> [Exercise objective]: Identify each line in the records below that contains the word "всего", and copy it.

> [Input rows]:
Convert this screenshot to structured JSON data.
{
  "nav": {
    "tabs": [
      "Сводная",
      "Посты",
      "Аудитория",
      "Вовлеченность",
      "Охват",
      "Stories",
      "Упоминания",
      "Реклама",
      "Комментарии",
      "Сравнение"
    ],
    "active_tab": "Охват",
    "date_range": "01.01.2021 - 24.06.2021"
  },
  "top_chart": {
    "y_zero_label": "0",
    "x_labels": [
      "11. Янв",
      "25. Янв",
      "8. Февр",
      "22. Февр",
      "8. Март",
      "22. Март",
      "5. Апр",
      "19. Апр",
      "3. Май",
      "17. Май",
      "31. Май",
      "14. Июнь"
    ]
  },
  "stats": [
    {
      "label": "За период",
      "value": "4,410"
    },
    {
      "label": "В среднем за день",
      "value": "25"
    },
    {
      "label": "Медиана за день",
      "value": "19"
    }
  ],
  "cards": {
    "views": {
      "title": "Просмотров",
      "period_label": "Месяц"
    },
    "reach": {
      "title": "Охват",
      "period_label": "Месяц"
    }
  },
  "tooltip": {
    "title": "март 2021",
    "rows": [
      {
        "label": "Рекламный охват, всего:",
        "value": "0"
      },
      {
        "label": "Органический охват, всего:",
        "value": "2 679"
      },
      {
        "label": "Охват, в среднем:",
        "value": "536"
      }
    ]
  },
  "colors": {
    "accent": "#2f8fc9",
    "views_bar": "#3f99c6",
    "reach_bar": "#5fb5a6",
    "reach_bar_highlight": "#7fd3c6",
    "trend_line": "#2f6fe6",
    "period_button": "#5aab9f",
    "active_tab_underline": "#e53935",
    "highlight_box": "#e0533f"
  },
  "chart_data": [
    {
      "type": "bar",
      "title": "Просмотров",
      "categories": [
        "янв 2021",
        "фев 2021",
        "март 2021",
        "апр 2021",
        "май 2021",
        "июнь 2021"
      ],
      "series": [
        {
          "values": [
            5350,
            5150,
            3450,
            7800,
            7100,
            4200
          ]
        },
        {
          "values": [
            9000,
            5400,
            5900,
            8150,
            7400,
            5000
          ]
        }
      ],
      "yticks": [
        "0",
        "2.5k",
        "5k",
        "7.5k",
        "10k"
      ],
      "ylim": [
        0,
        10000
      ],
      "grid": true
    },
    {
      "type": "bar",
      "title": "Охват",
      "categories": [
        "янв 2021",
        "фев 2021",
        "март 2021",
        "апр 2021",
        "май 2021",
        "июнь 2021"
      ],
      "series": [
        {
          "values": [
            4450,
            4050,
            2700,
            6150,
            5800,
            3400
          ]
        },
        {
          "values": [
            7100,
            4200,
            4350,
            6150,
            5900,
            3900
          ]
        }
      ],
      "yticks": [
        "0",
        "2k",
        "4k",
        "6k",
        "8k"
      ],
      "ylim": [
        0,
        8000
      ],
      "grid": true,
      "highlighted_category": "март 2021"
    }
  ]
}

> [Exercise result]:
        "label": "Рекламный охват, всего:",
        "label": "Органический охват, всего:",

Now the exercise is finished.